#### TASK INSTRUCTIONS
Return only the number of lines in the entries below that hold the word "исторического".

-- Start EXERCISE INPUTS --

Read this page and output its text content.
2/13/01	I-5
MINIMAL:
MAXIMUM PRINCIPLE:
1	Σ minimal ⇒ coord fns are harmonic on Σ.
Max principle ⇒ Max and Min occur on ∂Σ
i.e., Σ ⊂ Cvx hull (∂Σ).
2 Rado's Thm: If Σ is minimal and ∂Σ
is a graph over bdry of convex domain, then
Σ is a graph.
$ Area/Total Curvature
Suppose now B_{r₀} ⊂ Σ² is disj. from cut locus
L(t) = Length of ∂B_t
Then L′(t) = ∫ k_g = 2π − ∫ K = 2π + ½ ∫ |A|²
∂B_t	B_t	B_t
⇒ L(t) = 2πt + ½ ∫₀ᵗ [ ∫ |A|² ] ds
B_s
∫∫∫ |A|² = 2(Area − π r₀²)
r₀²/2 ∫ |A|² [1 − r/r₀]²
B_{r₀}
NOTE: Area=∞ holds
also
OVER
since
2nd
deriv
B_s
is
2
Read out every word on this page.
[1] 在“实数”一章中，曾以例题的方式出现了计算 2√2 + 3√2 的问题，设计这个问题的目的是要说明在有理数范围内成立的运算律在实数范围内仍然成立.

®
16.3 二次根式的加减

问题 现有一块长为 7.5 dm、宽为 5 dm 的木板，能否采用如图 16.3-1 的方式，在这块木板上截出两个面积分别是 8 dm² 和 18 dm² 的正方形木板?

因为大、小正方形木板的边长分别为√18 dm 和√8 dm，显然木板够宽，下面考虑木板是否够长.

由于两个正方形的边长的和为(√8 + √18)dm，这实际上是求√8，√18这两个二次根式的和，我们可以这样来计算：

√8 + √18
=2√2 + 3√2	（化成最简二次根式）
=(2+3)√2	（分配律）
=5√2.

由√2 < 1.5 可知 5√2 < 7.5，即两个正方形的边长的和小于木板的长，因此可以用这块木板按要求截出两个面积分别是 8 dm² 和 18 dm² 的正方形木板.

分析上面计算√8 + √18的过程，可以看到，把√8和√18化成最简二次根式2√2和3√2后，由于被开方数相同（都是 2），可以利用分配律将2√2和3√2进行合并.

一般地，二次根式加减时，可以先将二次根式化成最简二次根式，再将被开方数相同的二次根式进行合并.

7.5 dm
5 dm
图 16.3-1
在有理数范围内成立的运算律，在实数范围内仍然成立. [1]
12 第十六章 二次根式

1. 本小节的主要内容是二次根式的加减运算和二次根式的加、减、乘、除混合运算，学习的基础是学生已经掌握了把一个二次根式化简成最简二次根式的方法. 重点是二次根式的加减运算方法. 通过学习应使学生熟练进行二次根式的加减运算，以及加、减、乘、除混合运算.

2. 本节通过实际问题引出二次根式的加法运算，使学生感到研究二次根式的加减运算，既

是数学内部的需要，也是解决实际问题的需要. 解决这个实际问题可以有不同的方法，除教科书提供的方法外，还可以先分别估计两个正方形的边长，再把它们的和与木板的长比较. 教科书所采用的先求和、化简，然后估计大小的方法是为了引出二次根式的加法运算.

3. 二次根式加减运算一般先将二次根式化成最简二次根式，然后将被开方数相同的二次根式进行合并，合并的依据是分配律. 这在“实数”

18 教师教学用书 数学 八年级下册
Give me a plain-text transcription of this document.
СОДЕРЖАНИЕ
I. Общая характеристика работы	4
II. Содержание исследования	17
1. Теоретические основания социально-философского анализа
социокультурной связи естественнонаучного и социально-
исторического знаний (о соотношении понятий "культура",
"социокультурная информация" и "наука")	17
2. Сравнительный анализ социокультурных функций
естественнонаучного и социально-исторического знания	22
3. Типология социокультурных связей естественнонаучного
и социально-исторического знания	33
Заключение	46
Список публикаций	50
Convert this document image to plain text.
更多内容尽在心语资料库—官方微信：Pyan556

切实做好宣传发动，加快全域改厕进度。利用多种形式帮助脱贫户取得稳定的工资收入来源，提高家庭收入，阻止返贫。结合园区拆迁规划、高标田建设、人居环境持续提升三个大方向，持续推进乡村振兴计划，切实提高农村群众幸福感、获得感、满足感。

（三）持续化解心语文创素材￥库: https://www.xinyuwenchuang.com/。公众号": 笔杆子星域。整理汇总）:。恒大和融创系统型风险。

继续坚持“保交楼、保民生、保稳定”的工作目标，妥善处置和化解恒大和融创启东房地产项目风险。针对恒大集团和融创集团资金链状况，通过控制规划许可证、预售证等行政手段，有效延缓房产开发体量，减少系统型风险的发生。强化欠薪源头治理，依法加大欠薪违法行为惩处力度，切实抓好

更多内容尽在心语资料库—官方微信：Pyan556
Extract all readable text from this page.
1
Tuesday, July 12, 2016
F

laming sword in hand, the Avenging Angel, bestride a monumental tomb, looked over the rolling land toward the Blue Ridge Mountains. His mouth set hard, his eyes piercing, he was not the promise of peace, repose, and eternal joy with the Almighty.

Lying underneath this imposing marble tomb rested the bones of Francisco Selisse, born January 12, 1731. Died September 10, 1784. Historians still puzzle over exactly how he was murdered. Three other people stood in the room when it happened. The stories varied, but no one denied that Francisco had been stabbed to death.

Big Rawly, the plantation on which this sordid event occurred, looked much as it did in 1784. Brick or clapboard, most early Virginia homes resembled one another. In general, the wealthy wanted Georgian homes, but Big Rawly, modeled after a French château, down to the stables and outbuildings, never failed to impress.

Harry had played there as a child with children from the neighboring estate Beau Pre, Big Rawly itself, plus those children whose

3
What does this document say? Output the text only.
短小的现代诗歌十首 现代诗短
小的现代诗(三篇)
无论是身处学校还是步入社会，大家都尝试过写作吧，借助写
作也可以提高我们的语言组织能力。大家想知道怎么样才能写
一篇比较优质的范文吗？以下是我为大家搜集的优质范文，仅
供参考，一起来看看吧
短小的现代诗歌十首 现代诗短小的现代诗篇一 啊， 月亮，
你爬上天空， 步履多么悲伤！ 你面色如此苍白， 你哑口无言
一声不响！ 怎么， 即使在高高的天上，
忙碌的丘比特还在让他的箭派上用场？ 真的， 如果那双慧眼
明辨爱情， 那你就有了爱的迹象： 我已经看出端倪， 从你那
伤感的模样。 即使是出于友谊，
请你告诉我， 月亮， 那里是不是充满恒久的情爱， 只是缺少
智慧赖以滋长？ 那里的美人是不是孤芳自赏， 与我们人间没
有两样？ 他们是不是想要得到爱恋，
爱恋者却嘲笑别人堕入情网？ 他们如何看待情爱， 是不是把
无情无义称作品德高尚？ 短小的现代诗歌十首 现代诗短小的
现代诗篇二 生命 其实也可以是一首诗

-- End EXERCISE INPUTS --

#### WRITTEN ANSWER
3